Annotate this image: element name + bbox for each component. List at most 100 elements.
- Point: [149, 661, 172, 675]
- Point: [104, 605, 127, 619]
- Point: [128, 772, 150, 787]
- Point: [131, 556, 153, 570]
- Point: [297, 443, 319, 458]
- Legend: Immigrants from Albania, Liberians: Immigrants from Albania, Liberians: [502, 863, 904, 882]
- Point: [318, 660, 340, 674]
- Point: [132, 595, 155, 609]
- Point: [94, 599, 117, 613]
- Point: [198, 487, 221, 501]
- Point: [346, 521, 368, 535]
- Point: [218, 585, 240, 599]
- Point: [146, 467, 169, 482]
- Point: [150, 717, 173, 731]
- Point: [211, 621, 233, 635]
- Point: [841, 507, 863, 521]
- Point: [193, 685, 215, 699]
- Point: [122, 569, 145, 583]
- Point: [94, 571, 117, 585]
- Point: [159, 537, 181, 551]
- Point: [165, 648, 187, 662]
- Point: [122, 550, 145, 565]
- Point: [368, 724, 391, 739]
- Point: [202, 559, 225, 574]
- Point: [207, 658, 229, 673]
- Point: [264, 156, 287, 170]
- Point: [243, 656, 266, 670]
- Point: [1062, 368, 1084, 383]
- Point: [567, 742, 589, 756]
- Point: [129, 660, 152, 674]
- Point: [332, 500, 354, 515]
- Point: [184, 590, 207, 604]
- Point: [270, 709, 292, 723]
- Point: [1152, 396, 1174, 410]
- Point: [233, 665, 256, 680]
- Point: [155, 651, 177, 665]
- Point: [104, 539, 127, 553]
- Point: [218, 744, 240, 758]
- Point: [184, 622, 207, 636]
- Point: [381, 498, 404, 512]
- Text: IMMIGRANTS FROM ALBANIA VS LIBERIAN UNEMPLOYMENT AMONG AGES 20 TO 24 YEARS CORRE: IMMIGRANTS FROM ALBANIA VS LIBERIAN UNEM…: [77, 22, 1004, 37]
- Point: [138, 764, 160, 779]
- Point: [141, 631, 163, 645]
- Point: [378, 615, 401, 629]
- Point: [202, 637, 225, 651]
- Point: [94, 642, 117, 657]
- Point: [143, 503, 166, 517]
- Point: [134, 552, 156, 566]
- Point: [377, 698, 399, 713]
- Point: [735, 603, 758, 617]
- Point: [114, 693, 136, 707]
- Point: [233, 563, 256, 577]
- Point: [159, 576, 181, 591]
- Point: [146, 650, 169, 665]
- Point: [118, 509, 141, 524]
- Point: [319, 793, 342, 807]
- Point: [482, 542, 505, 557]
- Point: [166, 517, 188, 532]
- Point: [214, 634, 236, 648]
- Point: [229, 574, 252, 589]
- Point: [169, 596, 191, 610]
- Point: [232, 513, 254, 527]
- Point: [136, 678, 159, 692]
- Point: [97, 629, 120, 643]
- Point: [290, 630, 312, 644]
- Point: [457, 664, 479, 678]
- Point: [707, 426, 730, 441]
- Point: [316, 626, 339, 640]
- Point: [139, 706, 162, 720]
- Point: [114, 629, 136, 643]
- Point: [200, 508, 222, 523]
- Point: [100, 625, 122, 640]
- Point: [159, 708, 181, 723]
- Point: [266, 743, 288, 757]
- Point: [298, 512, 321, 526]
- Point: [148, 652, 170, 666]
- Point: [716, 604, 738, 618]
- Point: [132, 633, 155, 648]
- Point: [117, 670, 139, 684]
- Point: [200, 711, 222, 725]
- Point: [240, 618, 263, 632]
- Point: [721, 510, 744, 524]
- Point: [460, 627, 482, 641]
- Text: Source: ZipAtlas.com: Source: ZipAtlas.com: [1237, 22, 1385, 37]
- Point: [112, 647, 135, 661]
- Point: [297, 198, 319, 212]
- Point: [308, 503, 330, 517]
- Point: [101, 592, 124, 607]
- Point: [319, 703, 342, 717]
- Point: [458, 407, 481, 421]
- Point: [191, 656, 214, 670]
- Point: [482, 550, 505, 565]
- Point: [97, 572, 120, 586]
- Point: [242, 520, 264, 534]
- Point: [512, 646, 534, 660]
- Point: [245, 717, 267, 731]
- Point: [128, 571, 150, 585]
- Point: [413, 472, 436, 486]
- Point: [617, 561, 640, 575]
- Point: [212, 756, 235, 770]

-----

• _SET TASK_
Copy the data above in full, substituting "Marker" for every "Point" and leaving everything else unchanged.

• _EXERCISE RESPONSE_
Annotate this image: element name + bbox for each component. List at most 100 elements.
- Marker: [149, 661, 172, 675]
- Marker: [104, 605, 127, 619]
- Marker: [128, 772, 150, 787]
- Marker: [131, 556, 153, 570]
- Marker: [297, 443, 319, 458]
- Legend: Immigrants from Albania, Liberians: Immigrants from Albania, Liberians: [502, 863, 904, 882]
- Marker: [318, 660, 340, 674]
- Marker: [132, 595, 155, 609]
- Marker: [94, 599, 117, 613]
- Marker: [198, 487, 221, 501]
- Marker: [346, 521, 368, 535]
- Marker: [218, 585, 240, 599]
- Marker: [146, 467, 169, 482]
- Marker: [150, 717, 173, 731]
- Marker: [211, 621, 233, 635]
- Marker: [841, 507, 863, 521]
- Marker: [193, 685, 215, 699]
- Marker: [122, 569, 145, 583]
- Marker: [94, 571, 117, 585]
- Marker: [159, 537, 181, 551]
- Marker: [165, 648, 187, 662]
- Marker: [122, 550, 145, 565]
- Marker: [368, 724, 391, 739]
- Marker: [202, 559, 225, 574]
- Marker: [207, 658, 229, 673]
- Marker: [264, 156, 287, 170]
- Marker: [243, 656, 266, 670]
- Marker: [1062, 368, 1084, 383]
- Marker: [567, 742, 589, 756]
- Marker: [129, 660, 152, 674]
- Marker: [332, 500, 354, 515]
- Marker: [184, 590, 207, 604]
- Marker: [270, 709, 292, 723]
- Marker: [1152, 396, 1174, 410]
- Marker: [233, 665, 256, 680]
- Marker: [155, 651, 177, 665]
- Marker: [104, 539, 127, 553]
- Marker: [218, 744, 240, 758]
- Marker: [184, 622, 207, 636]
- Marker: [381, 498, 404, 512]
- Text: IMMIGRANTS FROM ALBANIA VS LIBERIAN UNEMPLOYMENT AMONG AGES 20 TO 24 YEARS CORRE: IMMIGRANTS FROM ALBANIA VS LIBERIAN UNEM…: [77, 22, 1004, 37]
- Marker: [138, 764, 160, 779]
- Marker: [141, 631, 163, 645]
- Marker: [378, 615, 401, 629]
- Marker: [202, 637, 225, 651]
- Marker: [94, 642, 117, 657]
- Marker: [143, 503, 166, 517]
- Marker: [134, 552, 156, 566]
- Marker: [377, 698, 399, 713]
- Marker: [735, 603, 758, 617]
- Marker: [114, 693, 136, 707]
- Marker: [233, 563, 256, 577]
- Marker: [159, 576, 181, 591]
- Marker: [146, 650, 169, 665]
- Marker: [118, 509, 141, 524]
- Marker: [319, 793, 342, 807]
- Marker: [482, 542, 505, 557]
- Marker: [166, 517, 188, 532]
- Marker: [214, 634, 236, 648]
- Marker: [229, 574, 252, 589]
- Marker: [169, 596, 191, 610]
- Marker: [232, 513, 254, 527]
- Marker: [136, 678, 159, 692]
- Marker: [97, 629, 120, 643]
- Marker: [290, 630, 312, 644]
- Marker: [457, 664, 479, 678]
- Marker: [707, 426, 730, 441]
- Marker: [316, 626, 339, 640]
- Marker: [139, 706, 162, 720]
- Marker: [114, 629, 136, 643]
- Marker: [200, 508, 222, 523]
- Marker: [100, 625, 122, 640]
- Marker: [159, 708, 181, 723]
- Marker: [266, 743, 288, 757]
- Marker: [298, 512, 321, 526]
- Marker: [148, 652, 170, 666]
- Marker: [716, 604, 738, 618]
- Marker: [132, 633, 155, 648]
- Marker: [117, 670, 139, 684]
- Marker: [200, 711, 222, 725]
- Marker: [240, 618, 263, 632]
- Marker: [721, 510, 744, 524]
- Marker: [460, 627, 482, 641]
- Text: Source: ZipAtlas.com: Source: ZipAtlas.com: [1237, 22, 1385, 37]
- Marker: [112, 647, 135, 661]
- Marker: [297, 198, 319, 212]
- Marker: [308, 503, 330, 517]
- Marker: [101, 592, 124, 607]
- Marker: [319, 703, 342, 717]
- Marker: [458, 407, 481, 421]
- Marker: [191, 656, 214, 670]
- Marker: [482, 550, 505, 565]
- Marker: [97, 572, 120, 586]
- Marker: [242, 520, 264, 534]
- Marker: [512, 646, 534, 660]
- Marker: [245, 717, 267, 731]
- Marker: [128, 571, 150, 585]
- Marker: [413, 472, 436, 486]
- Marker: [617, 561, 640, 575]
- Marker: [212, 756, 235, 770]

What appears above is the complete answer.